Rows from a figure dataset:
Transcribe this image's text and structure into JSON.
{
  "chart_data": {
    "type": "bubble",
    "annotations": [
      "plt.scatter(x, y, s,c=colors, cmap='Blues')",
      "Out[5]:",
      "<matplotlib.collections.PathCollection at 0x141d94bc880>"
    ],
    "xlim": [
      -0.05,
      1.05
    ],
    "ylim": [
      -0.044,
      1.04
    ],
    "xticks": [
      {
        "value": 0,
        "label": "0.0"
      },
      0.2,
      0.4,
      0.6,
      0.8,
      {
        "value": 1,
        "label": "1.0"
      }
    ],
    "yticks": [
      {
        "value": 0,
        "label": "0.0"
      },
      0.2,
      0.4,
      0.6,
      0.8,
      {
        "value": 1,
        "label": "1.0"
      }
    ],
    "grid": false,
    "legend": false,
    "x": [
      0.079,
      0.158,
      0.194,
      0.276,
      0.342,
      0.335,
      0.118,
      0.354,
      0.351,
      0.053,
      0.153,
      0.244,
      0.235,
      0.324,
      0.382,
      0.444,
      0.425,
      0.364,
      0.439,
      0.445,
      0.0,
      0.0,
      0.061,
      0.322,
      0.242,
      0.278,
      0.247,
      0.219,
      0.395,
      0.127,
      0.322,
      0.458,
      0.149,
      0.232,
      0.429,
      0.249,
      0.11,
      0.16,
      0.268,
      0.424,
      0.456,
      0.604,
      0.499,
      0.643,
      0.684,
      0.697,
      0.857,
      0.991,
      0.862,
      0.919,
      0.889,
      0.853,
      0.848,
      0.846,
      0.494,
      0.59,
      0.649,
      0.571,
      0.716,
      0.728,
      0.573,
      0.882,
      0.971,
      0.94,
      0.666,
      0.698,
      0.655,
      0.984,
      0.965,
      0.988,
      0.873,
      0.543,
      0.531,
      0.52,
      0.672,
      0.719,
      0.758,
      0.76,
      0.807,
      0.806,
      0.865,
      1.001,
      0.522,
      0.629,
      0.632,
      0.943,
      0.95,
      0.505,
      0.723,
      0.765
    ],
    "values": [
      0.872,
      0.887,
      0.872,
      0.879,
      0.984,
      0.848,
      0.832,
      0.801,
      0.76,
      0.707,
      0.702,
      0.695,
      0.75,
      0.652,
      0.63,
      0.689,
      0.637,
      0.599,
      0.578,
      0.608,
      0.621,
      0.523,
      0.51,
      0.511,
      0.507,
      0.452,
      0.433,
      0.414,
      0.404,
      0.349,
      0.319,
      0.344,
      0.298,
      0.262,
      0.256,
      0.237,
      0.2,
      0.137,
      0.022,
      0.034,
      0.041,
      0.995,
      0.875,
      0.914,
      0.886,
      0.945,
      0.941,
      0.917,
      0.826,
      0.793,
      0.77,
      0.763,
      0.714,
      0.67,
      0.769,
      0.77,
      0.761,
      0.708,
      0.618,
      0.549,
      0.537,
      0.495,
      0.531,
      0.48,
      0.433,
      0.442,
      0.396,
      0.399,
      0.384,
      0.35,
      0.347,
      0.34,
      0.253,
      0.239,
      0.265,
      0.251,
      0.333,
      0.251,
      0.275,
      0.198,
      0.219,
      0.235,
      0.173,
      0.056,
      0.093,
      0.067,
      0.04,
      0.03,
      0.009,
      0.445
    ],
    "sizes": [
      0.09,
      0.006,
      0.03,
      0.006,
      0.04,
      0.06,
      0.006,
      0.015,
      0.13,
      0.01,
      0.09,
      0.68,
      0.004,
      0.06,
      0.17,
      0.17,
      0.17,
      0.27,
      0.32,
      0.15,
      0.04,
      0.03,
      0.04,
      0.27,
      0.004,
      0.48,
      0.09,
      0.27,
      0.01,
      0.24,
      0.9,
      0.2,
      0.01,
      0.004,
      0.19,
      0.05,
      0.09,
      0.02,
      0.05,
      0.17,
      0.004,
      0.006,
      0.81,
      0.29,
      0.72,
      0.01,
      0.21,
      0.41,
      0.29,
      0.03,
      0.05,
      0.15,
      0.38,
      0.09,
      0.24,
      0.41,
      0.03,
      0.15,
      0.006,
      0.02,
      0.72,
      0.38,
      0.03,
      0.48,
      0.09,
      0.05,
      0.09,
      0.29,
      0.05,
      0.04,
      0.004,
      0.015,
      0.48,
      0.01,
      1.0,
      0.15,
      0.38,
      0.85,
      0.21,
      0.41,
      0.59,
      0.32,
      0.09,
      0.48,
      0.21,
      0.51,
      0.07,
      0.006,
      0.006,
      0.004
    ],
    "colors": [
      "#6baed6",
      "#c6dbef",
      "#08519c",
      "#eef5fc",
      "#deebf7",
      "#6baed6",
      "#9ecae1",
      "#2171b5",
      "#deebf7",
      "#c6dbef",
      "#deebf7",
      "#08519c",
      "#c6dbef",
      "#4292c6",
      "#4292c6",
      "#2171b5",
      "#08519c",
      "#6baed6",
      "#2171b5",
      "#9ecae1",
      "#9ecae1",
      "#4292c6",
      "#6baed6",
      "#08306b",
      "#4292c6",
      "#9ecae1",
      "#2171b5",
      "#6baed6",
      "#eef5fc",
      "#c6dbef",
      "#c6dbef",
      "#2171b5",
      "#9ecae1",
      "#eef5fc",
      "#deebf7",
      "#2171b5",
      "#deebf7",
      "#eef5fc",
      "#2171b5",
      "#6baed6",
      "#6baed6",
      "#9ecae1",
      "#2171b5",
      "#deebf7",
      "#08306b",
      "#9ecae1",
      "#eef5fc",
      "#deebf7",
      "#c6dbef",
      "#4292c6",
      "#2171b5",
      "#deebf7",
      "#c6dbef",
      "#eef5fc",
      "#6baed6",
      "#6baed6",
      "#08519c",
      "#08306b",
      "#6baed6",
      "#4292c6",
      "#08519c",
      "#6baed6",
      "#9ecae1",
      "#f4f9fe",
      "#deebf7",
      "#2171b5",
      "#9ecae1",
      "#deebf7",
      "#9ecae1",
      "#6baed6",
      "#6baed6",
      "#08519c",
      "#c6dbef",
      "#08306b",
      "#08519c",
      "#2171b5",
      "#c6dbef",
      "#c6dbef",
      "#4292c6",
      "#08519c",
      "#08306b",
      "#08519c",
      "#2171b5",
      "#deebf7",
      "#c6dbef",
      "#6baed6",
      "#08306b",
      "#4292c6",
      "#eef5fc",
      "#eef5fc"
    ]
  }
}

EXERCISE BRIEF: Restate the listing in full, word for word.

RIGHT ANSWER:
Transcribe this image's text and structure into JSON.
{
  "chart_data": {
    "type": "bubble",
    "annotations": [
      "plt.scatter(x, y, s,c=colors, cmap='Blues')",
      "Out[5]:",
      "<matplotlib.collections.PathCollection at 0x141d94bc880>"
    ],
    "xlim": [
      -0.05,
      1.05
    ],
    "ylim": [
      -0.044,
      1.04
    ],
    "xticks": [
      {
        "value": 0,
        "label": "0.0"
      },
      0.2,
      0.4,
      0.6,
      0.8,
      {
        "value": 1,
        "label": "1.0"
      }
    ],
    "yticks": [
      {
        "value": 0,
        "label": "0.0"
      },
      0.2,
      0.4,
      0.6,
      0.8,
      {
        "value": 1,
        "label": "1.0"
      }
    ],
    "grid": false,
    "legend": false,
    "x": [
      0.079,
      0.158,
      0.194,
      0.276,
      0.342,
      0.335,
      0.118,
      0.354,
      0.351,
      0.053,
      0.153,
      0.244,
      0.235,
      0.324,
      0.382,
      0.444,
      0.425,
      0.364,
      0.439,
      0.445,
      0.0,
      0.0,
      0.061,
      0.322,
      0.242,
      0.278,
      0.247,
      0.219,
      0.395,
      0.127,
      0.322,
      0.458,
      0.149,
      0.232,
      0.429,
      0.249,
      0.11,
      0.16,
      0.268,
      0.424,
      0.456,
      0.604,
      0.499,
      0.643,
      0.684,
      0.697,
      0.857,
      0.991,
      0.862,
      0.919,
      0.889,
      0.853,
      0.848,
      0.846,
      0.494,
      0.59,
      0.649,
      0.571,
      0.716,
      0.728,
      0.573,
      0.882,
      0.971,
      0.94,
      0.666,
      0.698,
      0.655,
      0.984,
      0.965,
      0.988,
      0.873,
      0.543,
      0.531,
      0.52,
      0.672,
      0.719,
      0.758,
      0.76,
      0.807,
      0.806,
      0.865,
      1.001,
      0.522,
      0.629,
      0.632,
      0.943,
      0.95,
      0.505,
      0.723,
      0.765
    ],
    "values": [
      0.872,
      0.887,
      0.872,
      0.879,
      0.984,
      0.848,
      0.832,
      0.801,
      0.76,
      0.707,
      0.702,
      0.695,
      0.75,
      0.652,
      0.63,
      0.689,
      0.637,
      0.599,
      0.578,
      0.608,
      0.621,
      0.523,
      0.51,
      0.511,
      0.507,
      0.452,
      0.433,
      0.414,
      0.404,
      0.349,
      0.319,
      0.344,
      0.298,
      0.262,
      0.256,
      0.237,
      0.2,
      0.137,
      0.022,
      0.034,
      0.041,
      0.995,
      0.875,
      0.914,
      0.886,
      0.945,
      0.941,
      0.917,
      0.826,
      0.793,
      0.77,
      0.763,
      0.714,
      0.67,
      0.769,
      0.77,
      0.761,
      0.708,
      0.618,
      0.549,
      0.537,
      0.495,
      0.531,
      0.48,
      0.433,
      0.442,
      0.396,
      0.399,
      0.384,
      0.35,
      0.347,
      0.34,
      0.253,
      0.239,
      0.265,
      0.251,
      0.333,
      0.251,
      0.275,
      0.198,
      0.219,
      0.235,
      0.173,
      0.056,
      0.093,
      0.067,
      0.04,
      0.03,
      0.009,
      0.445
    ],
    "sizes": [
      0.09,
      0.006,
      0.03,
      0.006,
      0.04,
      0.06,
      0.006,
      0.015,
      0.13,
      0.01,
      0.09,
      0.68,
      0.004,
      0.06,
      0.17,
      0.17,
      0.17,
      0.27,
      0.32,
      0.15,
      0.04,
      0.03,
      0.04,
      0.27,
      0.004,
      0.48,
      0.09,
      0.27,
      0.01,
      0.24,
      0.9,
      0.2,
      0.01,
      0.004,
      0.19,
      0.05,
      0.09,
      0.02,
      0.05,
      0.17,
      0.004,
      0.006,
      0.81,
      0.29,
      0.72,
      0.01,
      0.21,
      0.41,
      0.29,
      0.03,
      0.05,
      0.15,
      0.38,
      0.09,
      0.24,
      0.41,
      0.03,
      0.15,
      0.006,
      0.02,
      0.72,
      0.38,
      0.03,
      0.48,
      0.09,
      0.05,
      0.09,
      0.29,
      0.05,
      0.04,
      0.004,
      0.015,
      0.48,
      0.01,
      1.0,
      0.15,
      0.38,
      0.85,
      0.21,
      0.41,
      0.59,
      0.32,
      0.09,
      0.48,
      0.21,
      0.51,
      0.07,
      0.006,
      0.006,
      0.004
    ],
    "colors": [
      "#6baed6",
      "#c6dbef",
      "#08519c",
      "#eef5fc",
      "#deebf7",
      "#6baed6",
      "#9ecae1",
      "#2171b5",
      "#deebf7",
      "#c6dbef",
      "#deebf7",
      "#08519c",
      "#c6dbef",
      "#4292c6",
      "#4292c6",
      "#2171b5",
      "#08519c",
      "#6baed6",
      "#2171b5",
      "#9ecae1",
      "#9ecae1",
      "#4292c6",
      "#6baed6",
      "#08306b",
      "#4292c6",
      "#9ecae1",
      "#2171b5",
      "#6baed6",
      "#eef5fc",
      "#c6dbef",
      "#c6dbef",
      "#2171b5",
      "#9ecae1",
      "#eef5fc",
      "#deebf7",
      "#2171b5",
      "#deebf7",
      "#eef5fc",
      "#2171b5",
      "#6baed6",
      "#6baed6",
      "#9ecae1",
      "#2171b5",
      "#deebf7",
      "#08306b",
      "#9ecae1",
      "#eef5fc",
      "#deebf7",
      "#c6dbef",
      "#4292c6",
      "#2171b5",
      "#deebf7",
      "#c6dbef",
      "#eef5fc",
      "#6baed6",
      "#6baed6",
      "#08519c",
      "#08306b",
      "#6baed6",
      "#4292c6",
      "#08519c",
      "#6baed6",
      "#9ecae1",
      "#f4f9fe",
      "#deebf7",
      "#2171b5",
      "#9ecae1",
      "#deebf7",
      "#9ecae1",
      "#6baed6",
      "#6baed6",
      "#08519c",
      "#c6dbef",
      "#08306b",
      "#08519c",
      "#2171b5",
      "#c6dbef",
      "#c6dbef",
      "#4292c6",
      "#08519c",
      "#08306b",
      "#08519c",
      "#2171b5",
      "#deebf7",
      "#c6dbef",
      "#6baed6",
      "#08306b",
      "#4292c6",
      "#eef5fc",
      "#eef5fc"
    ]
  }
}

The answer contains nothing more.